Task to carry out: Print the records below exactly as they appear.

Data entries:
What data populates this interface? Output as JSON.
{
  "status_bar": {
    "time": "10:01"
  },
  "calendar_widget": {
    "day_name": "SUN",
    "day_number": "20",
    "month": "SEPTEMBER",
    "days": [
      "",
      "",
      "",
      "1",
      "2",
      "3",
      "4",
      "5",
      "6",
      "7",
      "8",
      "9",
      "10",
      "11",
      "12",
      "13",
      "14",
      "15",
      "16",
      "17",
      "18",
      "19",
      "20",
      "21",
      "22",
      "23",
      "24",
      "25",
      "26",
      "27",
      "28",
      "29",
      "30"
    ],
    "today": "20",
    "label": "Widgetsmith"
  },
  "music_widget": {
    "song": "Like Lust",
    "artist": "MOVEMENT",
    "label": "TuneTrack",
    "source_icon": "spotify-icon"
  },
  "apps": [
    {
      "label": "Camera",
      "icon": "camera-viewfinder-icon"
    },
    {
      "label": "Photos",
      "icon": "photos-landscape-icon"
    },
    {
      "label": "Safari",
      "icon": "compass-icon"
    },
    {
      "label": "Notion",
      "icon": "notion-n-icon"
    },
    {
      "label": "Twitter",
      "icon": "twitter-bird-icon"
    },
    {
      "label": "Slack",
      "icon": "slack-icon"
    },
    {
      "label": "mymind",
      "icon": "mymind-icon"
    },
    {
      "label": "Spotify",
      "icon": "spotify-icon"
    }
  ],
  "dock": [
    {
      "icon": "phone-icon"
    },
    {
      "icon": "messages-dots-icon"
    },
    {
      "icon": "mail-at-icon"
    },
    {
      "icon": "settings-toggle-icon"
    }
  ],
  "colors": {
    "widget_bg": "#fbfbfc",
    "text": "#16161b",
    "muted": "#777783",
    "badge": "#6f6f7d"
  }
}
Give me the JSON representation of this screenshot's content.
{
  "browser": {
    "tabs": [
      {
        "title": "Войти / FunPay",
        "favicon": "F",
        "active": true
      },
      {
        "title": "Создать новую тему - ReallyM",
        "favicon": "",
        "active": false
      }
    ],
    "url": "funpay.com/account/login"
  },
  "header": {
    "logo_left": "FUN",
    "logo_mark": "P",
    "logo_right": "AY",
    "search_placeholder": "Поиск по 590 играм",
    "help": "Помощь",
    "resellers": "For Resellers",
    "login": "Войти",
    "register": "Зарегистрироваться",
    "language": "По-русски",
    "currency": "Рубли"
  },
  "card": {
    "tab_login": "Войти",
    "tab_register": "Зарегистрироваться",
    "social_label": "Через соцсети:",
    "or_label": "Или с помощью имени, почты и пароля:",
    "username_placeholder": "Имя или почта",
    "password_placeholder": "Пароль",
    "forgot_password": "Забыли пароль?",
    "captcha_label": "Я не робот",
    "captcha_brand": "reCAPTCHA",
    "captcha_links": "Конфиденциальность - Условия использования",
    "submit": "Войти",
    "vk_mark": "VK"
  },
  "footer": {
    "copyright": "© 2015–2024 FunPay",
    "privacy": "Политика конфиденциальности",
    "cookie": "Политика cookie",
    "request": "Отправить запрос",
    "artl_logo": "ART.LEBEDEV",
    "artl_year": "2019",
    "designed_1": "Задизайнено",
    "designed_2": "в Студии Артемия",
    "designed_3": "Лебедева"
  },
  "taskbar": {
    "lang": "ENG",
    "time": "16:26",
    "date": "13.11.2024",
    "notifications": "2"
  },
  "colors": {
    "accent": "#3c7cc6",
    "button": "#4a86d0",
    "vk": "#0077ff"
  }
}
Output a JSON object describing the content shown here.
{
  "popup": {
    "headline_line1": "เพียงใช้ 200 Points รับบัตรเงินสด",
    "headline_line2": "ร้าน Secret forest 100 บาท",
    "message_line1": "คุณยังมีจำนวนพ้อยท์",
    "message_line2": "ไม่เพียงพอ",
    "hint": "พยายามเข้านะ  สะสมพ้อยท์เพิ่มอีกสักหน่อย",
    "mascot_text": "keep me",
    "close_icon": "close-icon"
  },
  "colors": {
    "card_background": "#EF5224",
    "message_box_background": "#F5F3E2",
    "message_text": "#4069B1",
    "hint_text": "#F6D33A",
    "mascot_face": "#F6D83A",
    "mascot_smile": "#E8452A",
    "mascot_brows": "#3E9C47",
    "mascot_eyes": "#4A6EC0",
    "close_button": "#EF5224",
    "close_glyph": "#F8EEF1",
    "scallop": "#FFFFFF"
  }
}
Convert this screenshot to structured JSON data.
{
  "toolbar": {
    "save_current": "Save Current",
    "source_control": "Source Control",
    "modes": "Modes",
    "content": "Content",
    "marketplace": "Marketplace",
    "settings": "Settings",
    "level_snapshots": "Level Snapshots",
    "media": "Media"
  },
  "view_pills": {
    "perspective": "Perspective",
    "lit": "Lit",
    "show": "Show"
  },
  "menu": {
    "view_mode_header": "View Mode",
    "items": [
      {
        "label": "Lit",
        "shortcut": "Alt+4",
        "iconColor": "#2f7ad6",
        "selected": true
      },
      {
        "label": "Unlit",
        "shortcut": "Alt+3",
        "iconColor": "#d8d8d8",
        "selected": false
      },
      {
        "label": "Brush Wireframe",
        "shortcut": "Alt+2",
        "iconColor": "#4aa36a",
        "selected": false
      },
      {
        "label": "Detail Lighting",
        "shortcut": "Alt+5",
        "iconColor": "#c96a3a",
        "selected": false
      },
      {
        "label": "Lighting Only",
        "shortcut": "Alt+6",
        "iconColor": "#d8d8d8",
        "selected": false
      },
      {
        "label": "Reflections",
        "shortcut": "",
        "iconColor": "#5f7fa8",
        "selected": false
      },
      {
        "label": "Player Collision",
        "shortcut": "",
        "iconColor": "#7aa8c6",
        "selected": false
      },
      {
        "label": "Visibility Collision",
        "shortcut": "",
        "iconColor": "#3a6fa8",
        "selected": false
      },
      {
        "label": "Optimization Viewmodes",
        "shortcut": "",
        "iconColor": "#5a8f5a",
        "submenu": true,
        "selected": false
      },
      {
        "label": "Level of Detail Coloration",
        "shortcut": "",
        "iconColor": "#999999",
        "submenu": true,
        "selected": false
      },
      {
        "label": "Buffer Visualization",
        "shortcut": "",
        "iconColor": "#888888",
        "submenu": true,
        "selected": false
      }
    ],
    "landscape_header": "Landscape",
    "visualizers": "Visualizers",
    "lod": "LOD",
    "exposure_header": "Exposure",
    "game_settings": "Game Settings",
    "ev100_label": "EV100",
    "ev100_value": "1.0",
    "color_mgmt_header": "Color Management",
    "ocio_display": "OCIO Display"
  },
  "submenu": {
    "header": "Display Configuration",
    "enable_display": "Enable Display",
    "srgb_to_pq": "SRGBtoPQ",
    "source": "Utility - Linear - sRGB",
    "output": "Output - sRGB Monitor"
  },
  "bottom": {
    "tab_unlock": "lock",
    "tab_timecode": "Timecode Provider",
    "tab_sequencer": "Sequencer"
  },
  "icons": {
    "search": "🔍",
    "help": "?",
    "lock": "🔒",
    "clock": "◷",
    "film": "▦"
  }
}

Result of this exercise:
What data populates this interface? Output as JSON.
{
  "status_bar": {
    "time": "10:01"
  },
  "calendar_widget": {
    "day_name": "SUN",
    "day_number": "20",
    "month": "SEPTEMBER",
    "days": [
      "",
      "",
      "",
      "1",
      "2",
      "3",
      "4",
      "5",
      "6",
      "7",
      "8",
      "9",
      "10",
      "11",
      "12",
      "13",
      "14",
      "15",
      "16",
      "17",
      "18",
      "19",
      "20",
      "21",
      "22",
      "23",
      "24",
      "25",
      "26",
      "27",
      "28",
      "29",
      "30"
    ],
    "today": "20",
    "label": "Widgetsmith"
  },
  "music_widget": {
    "song": "Like Lust",
    "artist": "MOVEMENT",
    "label": "TuneTrack",
    "source_icon": "spotify-icon"
  },
  "apps": [
    {
      "label": "Camera",
      "icon": "camera-viewfinder-icon"
    },
    {
      "label": "Photos",
      "icon": "photos-landscape-icon"
    },
    {
      "label": "Safari",
      "icon": "compass-icon"
    },
    {
      "label": "Notion",
      "icon": "notion-n-icon"
    },
    {
      "label": "Twitter",
      "icon": "twitter-bird-icon"
    },
    {
      "label": "Slack",
      "icon": "slack-icon"
    },
    {
      "label": "mymind",
      "icon": "mymind-icon"
    },
    {
      "label": "Spotify",
      "icon": "spotify-icon"
    }
  ],
  "dock": [
    {
      "icon": "phone-icon"
    },
    {
      "icon": "messages-dots-icon"
    },
    {
      "icon": "mail-at-icon"
    },
    {
      "icon": "settings-toggle-icon"
    }
  ],
  "colors": {
    "widget_bg": "#fbfbfc",
    "text": "#16161b",
    "muted": "#777783",
    "badge": "#6f6f7d"
  }
}
Give me the JSON representation of this screenshot's content.
{
  "browser": {
    "tabs": [
      {
        "title": "Войти / FunPay",
        "favicon": "F",
        "active": true
      },
      {
        "title": "Создать новую тему - ReallyM",
        "favicon": "",
        "active": false
      }
    ],
    "url": "funpay.com/account/login"
  },
  "header": {
    "logo_left": "FUN",
    "logo_mark": "P",
    "logo_right": "AY",
    "search_placeholder": "Поиск по 590 играм",
    "help": "Помощь",
    "resellers": "For Resellers",
    "login": "Войти",
    "register": "Зарегистрироваться",
    "language": "По-русски",
    "currency": "Рубли"
  },
  "card": {
    "tab_login": "Войти",
    "tab_register": "Зарегистрироваться",
    "social_label": "Через соцсети:",
    "or_label": "Или с помощью имени, почты и пароля:",
    "username_placeholder": "Имя или почта",
    "password_placeholder": "Пароль",
    "forgot_password": "Забыли пароль?",
    "captcha_label": "Я не робот",
    "captcha_brand": "reCAPTCHA",
    "captcha_links": "Конфиденциальность - Условия использования",
    "submit": "Войти",
    "vk_mark": "VK"
  },
  "footer": {
    "copyright": "© 2015–2024 FunPay",
    "privacy": "Политика конфиденциальности",
    "cookie": "Политика cookie",
    "request": "Отправить запрос",
    "artl_logo": "ART.LEBEDEV",
    "artl_year": "2019",
    "designed_1": "Задизайнено",
    "designed_2": "в Студии Артемия",
    "designed_3": "Лебедева"
  },
  "taskbar": {
    "lang": "ENG",
    "time": "16:26",
    "date": "13.11.2024",
    "notifications": "2"
  },
  "colors": {
    "accent": "#3c7cc6",
    "button": "#4a86d0",
    "vk": "#0077ff"
  }
}
Output a JSON object describing the content shown here.
{
  "popup": {
    "headline_line1": "เพียงใช้ 200 Points รับบัตรเงินสด",
    "headline_line2": "ร้าน Secret forest 100 บาท",
    "message_line1": "คุณยังมีจำนวนพ้อยท์",
    "message_line2": "ไม่เพียงพอ",
    "hint": "พยายามเข้านะ  สะสมพ้อยท์เพิ่มอีกสักหน่อย",
    "mascot_text": "keep me",
    "close_icon": "close-icon"
  },
  "colors": {
    "card_background": "#EF5224",
    "message_box_background": "#F5F3E2",
    "message_text": "#4069B1",
    "hint_text": "#F6D33A",
    "mascot_face": "#F6D83A",
    "mascot_smile": "#E8452A",
    "mascot_brows": "#3E9C47",
    "mascot_eyes": "#4A6EC0",
    "close_button": "#EF5224",
    "close_glyph": "#F8EEF1",
    "scallop": "#FFFFFF"
  }
}
Convert this screenshot to structured JSON data.
{
  "toolbar": {
    "save_current": "Save Current",
    "source_control": "Source Control",
    "modes": "Modes",
    "content": "Content",
    "marketplace": "Marketplace",
    "settings": "Settings",
    "level_snapshots": "Level Snapshots",
    "media": "Media"
  },
  "view_pills": {
    "perspective": "Perspective",
    "lit": "Lit",
    "show": "Show"
  },
  "menu": {
    "view_mode_header": "View Mode",
    "items": [
      {
        "label": "Lit",
        "shortcut": "Alt+4",
        "iconColor": "#2f7ad6",
        "selected": true
      },
      {
        "label": "Unlit",
        "shortcut": "Alt+3",
        "iconColor": "#d8d8d8",
        "selected": false
      },
      {
        "label": "Brush Wireframe",
        "shortcut": "Alt+2",
        "iconColor": "#4aa36a",
        "selected": false
      },
      {
        "label": "Detail Lighting",
        "shortcut": "Alt+5",
        "iconColor": "#c96a3a",
        "selected": false
      },
      {
        "label": "Lighting Only",
        "shortcut": "Alt+6",
        "iconColor": "#d8d8d8",
        "selected": false
      },
      {
        "label": "Reflections",
        "shortcut": "",
        "iconColor": "#5f7fa8",
        "selected": false
      },
      {
        "label": "Player Collision",
        "shortcut": "",
        "iconColor": "#7aa8c6",
        "selected": false
      },
      {
        "label": "Visibility Collision",
        "shortcut": "",
        "iconColor": "#3a6fa8",
        "selected": false
      },
      {
        "label": "Optimization Viewmodes",
        "shortcut": "",
        "iconColor": "#5a8f5a",
        "submenu": true,
        "selected": false
      },
      {
        "label": "Level of Detail Coloration",
        "shortcut": "",
        "iconColor": "#999999",
        "submenu": true,
        "selected": false
      },
      {
        "label": "Buffer Visualization",
        "shortcut": "",
        "iconColor": "#888888",
        "submenu": true,
        "selected": false
      }
    ],
    "landscape_header": "Landscape",
    "visualizers": "Visualizers",
    "lod": "LOD",
    "exposure_header": "Exposure",
    "game_settings": "Game Settings",
    "ev100_label": "EV100",
    "ev100_value": "1.0",
    "color_mgmt_header": "Color Management",
    "ocio_display": "OCIO Display"
  },
  "submenu": {
    "header": "Display Configuration",
    "enable_display": "Enable Display",
    "srgb_to_pq": "SRGBtoPQ",
    "source": "Utility - Linear - sRGB",
    "output": "Output - sRGB Monitor"
  },
  "bottom": {
    "tab_unlock": "lock",
    "tab_timecode": "Timecode Provider",
    "tab_sequencer": "Sequencer"
  },
  "icons": {
    "search": "🔍",
    "help": "?",
    "lock": "🔒",
    "clock": "◷",
    "film": "▦"
  }
}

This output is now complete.